:: RAW RECORDS ::
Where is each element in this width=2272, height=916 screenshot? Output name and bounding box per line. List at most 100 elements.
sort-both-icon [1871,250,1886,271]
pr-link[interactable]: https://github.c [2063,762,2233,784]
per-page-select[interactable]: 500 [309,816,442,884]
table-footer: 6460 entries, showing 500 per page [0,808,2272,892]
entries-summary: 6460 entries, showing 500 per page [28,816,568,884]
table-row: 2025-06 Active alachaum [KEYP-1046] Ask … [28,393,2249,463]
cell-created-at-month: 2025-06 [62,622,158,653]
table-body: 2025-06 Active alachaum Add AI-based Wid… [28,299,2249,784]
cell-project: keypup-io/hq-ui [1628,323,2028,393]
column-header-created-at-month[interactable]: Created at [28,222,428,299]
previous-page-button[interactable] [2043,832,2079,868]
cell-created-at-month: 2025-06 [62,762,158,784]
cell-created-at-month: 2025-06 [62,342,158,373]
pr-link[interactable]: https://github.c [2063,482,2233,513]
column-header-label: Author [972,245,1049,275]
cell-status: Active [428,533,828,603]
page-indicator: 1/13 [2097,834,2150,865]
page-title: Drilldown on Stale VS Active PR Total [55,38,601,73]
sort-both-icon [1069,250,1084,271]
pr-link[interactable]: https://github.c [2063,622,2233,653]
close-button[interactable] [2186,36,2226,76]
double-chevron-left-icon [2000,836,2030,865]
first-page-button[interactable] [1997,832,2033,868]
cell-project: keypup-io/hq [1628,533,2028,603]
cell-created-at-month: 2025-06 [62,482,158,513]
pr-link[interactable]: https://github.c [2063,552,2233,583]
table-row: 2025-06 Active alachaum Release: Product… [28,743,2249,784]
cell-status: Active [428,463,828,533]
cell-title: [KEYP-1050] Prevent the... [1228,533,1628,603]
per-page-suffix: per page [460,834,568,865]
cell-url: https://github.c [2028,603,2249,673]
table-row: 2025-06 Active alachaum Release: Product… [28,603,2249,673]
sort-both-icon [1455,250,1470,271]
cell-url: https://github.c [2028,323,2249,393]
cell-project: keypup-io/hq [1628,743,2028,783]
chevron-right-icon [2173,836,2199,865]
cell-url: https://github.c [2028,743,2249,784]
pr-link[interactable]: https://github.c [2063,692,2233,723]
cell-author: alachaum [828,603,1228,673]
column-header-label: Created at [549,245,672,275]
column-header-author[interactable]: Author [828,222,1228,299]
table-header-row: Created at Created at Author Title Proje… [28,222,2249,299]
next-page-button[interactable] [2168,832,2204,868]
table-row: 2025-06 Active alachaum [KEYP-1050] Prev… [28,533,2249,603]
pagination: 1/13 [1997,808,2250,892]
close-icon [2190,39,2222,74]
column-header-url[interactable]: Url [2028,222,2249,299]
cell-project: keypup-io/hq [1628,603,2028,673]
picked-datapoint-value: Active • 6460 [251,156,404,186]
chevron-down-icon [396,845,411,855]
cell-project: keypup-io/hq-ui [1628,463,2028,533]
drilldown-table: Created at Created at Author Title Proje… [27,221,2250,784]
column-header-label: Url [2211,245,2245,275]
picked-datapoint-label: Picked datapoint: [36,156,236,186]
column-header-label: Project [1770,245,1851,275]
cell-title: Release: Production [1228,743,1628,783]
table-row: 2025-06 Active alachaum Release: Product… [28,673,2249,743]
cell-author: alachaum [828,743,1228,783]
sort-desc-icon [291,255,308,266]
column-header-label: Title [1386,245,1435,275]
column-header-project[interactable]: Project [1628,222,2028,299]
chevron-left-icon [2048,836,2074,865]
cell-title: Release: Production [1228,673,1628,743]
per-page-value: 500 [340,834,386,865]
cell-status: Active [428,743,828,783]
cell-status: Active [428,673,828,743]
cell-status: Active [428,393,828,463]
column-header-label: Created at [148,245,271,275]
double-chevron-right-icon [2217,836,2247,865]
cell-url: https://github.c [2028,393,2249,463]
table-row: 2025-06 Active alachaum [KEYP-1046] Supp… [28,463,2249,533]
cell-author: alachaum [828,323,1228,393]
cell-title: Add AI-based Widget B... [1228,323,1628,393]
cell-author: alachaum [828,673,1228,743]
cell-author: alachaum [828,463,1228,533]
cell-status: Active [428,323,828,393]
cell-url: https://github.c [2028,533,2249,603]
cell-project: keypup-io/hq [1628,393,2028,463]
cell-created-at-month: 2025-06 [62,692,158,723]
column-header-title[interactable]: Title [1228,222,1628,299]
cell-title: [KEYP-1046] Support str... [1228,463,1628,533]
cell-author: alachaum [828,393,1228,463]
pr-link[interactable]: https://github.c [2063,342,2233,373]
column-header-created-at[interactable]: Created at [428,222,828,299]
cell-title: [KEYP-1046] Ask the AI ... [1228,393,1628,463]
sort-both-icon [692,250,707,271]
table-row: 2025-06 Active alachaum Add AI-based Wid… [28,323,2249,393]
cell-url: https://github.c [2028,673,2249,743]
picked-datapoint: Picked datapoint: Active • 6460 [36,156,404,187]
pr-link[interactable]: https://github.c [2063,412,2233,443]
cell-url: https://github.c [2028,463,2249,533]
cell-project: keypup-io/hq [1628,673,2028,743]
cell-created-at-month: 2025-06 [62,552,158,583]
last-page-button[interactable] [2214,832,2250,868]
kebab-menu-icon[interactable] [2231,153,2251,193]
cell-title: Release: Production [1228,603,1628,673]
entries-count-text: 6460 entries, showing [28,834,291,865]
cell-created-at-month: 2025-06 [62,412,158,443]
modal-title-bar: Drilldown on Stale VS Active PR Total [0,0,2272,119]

:: INSTRUCTIONS FOR THE TASK ::
Locate and copy every line of the rows above that contains the string "double".

:: ANSWER BELOW ::
double-chevron-left-icon [2000,836,2030,865]
double-chevron-right-icon [2217,836,2247,865]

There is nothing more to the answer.